• _AIM OF THE TASK_: The records below should be written out again, exactly.

○ ○ ○ ○

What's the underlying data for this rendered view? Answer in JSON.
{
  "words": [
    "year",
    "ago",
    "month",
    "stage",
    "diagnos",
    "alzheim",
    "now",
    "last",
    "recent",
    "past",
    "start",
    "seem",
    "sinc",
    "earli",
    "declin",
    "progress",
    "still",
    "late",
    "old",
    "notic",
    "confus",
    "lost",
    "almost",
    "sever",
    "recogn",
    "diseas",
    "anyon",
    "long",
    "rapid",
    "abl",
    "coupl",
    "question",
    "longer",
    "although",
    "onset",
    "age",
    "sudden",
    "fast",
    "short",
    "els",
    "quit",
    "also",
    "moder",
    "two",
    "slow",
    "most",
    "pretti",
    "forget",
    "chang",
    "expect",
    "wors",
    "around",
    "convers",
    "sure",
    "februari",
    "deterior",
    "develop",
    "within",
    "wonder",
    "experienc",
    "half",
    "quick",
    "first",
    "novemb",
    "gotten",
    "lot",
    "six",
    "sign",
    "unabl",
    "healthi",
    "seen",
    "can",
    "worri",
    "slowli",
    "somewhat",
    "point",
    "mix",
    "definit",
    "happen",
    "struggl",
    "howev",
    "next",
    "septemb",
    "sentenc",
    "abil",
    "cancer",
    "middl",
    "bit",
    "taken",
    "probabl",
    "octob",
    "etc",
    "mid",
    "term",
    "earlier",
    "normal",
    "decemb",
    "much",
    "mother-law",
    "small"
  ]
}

○ ○ ○ ○

• _THE OUTPUT_:
What's the underlying data for this rendered view? Answer in JSON.
{
  "words": [
    "year",
    "ago",
    "month",
    "stage",
    "diagnos",
    "alzheim",
    "now",
    "last",
    "recent",
    "past",
    "start",
    "seem",
    "sinc",
    "earli",
    "declin",
    "progress",
    "still",
    "late",
    "old",
    "notic",
    "confus",
    "lost",
    "almost",
    "sever",
    "recogn",
    "diseas",
    "anyon",
    "long",
    "rapid",
    "abl",
    "coupl",
    "question",
    "longer",
    "although",
    "onset",
    "age",
    "sudden",
    "fast",
    "short",
    "els",
    "quit",
    "also",
    "moder",
    "two",
    "slow",
    "most",
    "pretti",
    "forget",
    "chang",
    "expect",
    "wors",
    "around",
    "convers",
    "sure",
    "februari",
    "deterior",
    "develop",
    "within",
    "wonder",
    "experienc",
    "half",
    "quick",
    "first",
    "novemb",
    "gotten",
    "lot",
    "six",
    "sign",
    "unabl",
    "healthi",
    "seen",
    "can",
    "worri",
    "slowli",
    "somewhat",
    "point",
    "mix",
    "definit",
    "happen",
    "struggl",
    "howev",
    "next",
    "septemb",
    "sentenc",
    "abil",
    "cancer",
    "middl",
    "bit",
    "taken",
    "probabl",
    "octob",
    "etc",
    "mid",
    "term",
    "earlier",
    "normal",
    "decemb",
    "much",
    "mother-law",
    "small"
  ]
}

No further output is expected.